*Data provided:*
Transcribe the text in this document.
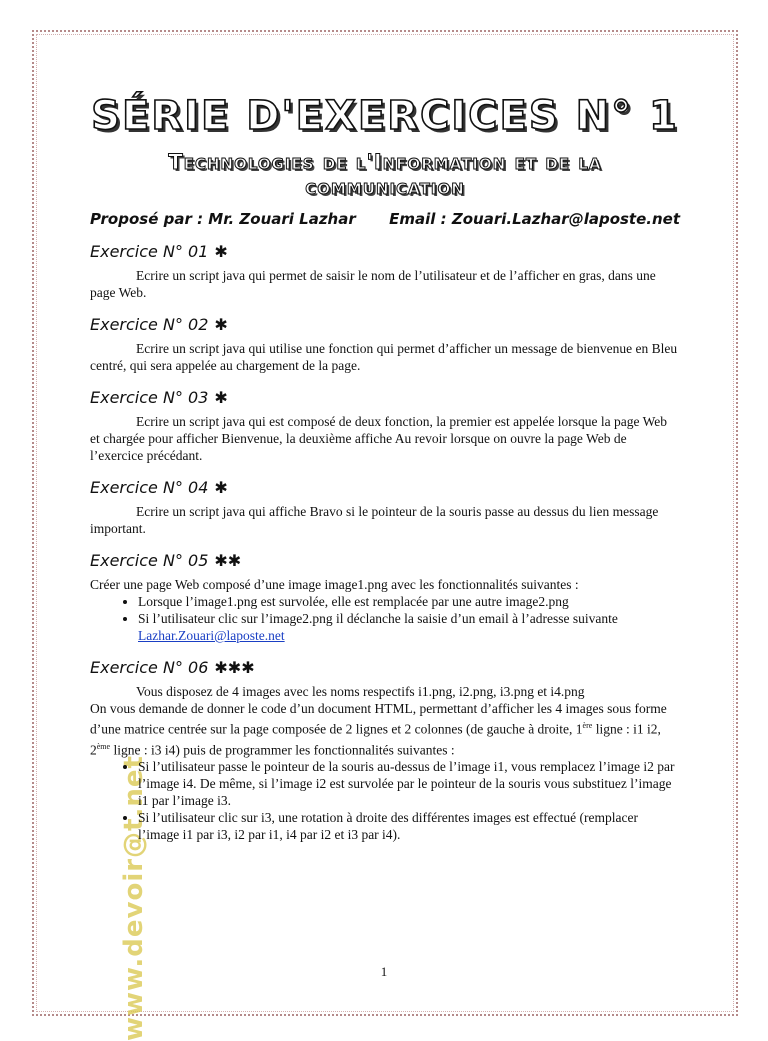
www.devoir@t.net
SÉRIE D'EXERCICES N° 1
Technologies de l'Information et de la communication
Proposé par : Mr. Zouari Lazhar Email : Zouari.Lazhar@laposte.net
Exercice N° 01 ✱

Ecrire un script java qui permet de saisir le nom de l’utilisateur et de l’afficher en gras, dans une page Web.

Exercice N° 02 ✱

Ecrire un script java qui utilise une fonction qui permet d’afficher un message de bienvenue en Bleu centré, qui sera appelée au chargement de la page.

Exercice N° 03 ✱

Ecrire un script java qui est composé de deux fonction, la premier est appelée lorsque la page Web et chargée pour afficher Bienvenue, la deuxième affiche Au revoir lorsque on ouvre la page Web de l’exercice précédant.

Exercice N° 04 ✱

Ecrire un script java qui affiche Bravo si le pointeur de la souris passe au dessus du lien message important.

Exercice N° 05 ✱✱

Créer une page Web composé d’une image image1.png avec les fonctionnalités suivantes :

• Lorsque l’image1.png est survolée, elle est remplacée par une autre image2.png
• Si l’utilisateur clic sur l’image2.png il déclanche la saisie d’un email à l’adresse suivante Lazhar.Zouari@laposte.net
Exercice N° 06 ✱✱✱

Vous disposez de 4 images avec les noms respectifs i1.png, i2.png, i3.png et i4.png

On vous demande de donner le code d’un document HTML, permettant d’afficher les 4 images sous forme d’une matrice centrée sur la page composée de 2 lignes et 2 colonnes (de gauche à droite, 1ère ligne : i1 i2, 2ème ligne : i3 i4) puis de programmer les fonctionnalités suivantes :

• Si l’utilisateur passe le pointeur de la souris au-dessus de l’image i1, vous remplacez l’image i2 par l’image i4. De même, si l’image i2 est survolée par le pointeur de la souris vous substituez l’image i1 par l’image i3.
• Si l’utilisateur clic sur i3, une rotation à droite des différentes images est effectué (remplacer l’image i1 par i3, i2 par i1, i4 par i2 et i3 par i4).
1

*Required work:* Exactly reproduce the entries above, minus the pictures.

*Answer to this exercise:*
Transcribe the text in this document.
www.devoir@t.net
SÉRIE D'EXERCICES N° 1
Technologies de l'Information et de la communication
Proposé par : Mr. Zouari Lazhar Email : Zouari.Lazhar@laposte.net
Exercice N° 01 ✱

Ecrire un script java qui permet de saisir le nom de l’utilisateur et de l’afficher en gras, dans une page Web.

Exercice N° 02 ✱

Ecrire un script java qui utilise une fonction qui permet d’afficher un message de bienvenue en Bleu centré, qui sera appelée au chargement de la page.

Exercice N° 03 ✱

Ecrire un script java qui est composé de deux fonction, la premier est appelée lorsque la page Web et chargée pour afficher Bienvenue, la deuxième affiche Au revoir lorsque on ouvre la page Web de l’exercice précédant.

Exercice N° 04 ✱

Ecrire un script java qui affiche Bravo si le pointeur de la souris passe au dessus du lien message important.

Exercice N° 05 ✱✱

Créer une page Web composé d’une image image1.png avec les fonctionnalités suivantes :

• Lorsque l’image1.png est survolée, elle est remplacée par une autre image2.png
• Si l’utilisateur clic sur l’image2.png il déclanche la saisie d’un email à l’adresse suivante Lazhar.Zouari@laposte.net
Exercice N° 06 ✱✱✱

Vous disposez de 4 images avec les noms respectifs i1.png, i2.png, i3.png et i4.png

On vous demande de donner le code d’un document HTML, permettant d’afficher les 4 images sous forme d’une matrice centrée sur la page composée de 2 lignes et 2 colonnes (de gauche à droite, 1ère ligne : i1 i2, 2ème ligne : i3 i4) puis de programmer les fonctionnalités suivantes :

• Si l’utilisateur passe le pointeur de la souris au-dessus de l’image i1, vous remplacez l’image i2 par l’image i4. De même, si l’image i2 est survolée par le pointeur de la souris vous substituez l’image i1 par l’image i3.
• Si l’utilisateur clic sur i3, une rotation à droite des différentes images est effectué (remplacer l’image i1 par i3, i2 par i1, i4 par i2 et i3 par i4).
1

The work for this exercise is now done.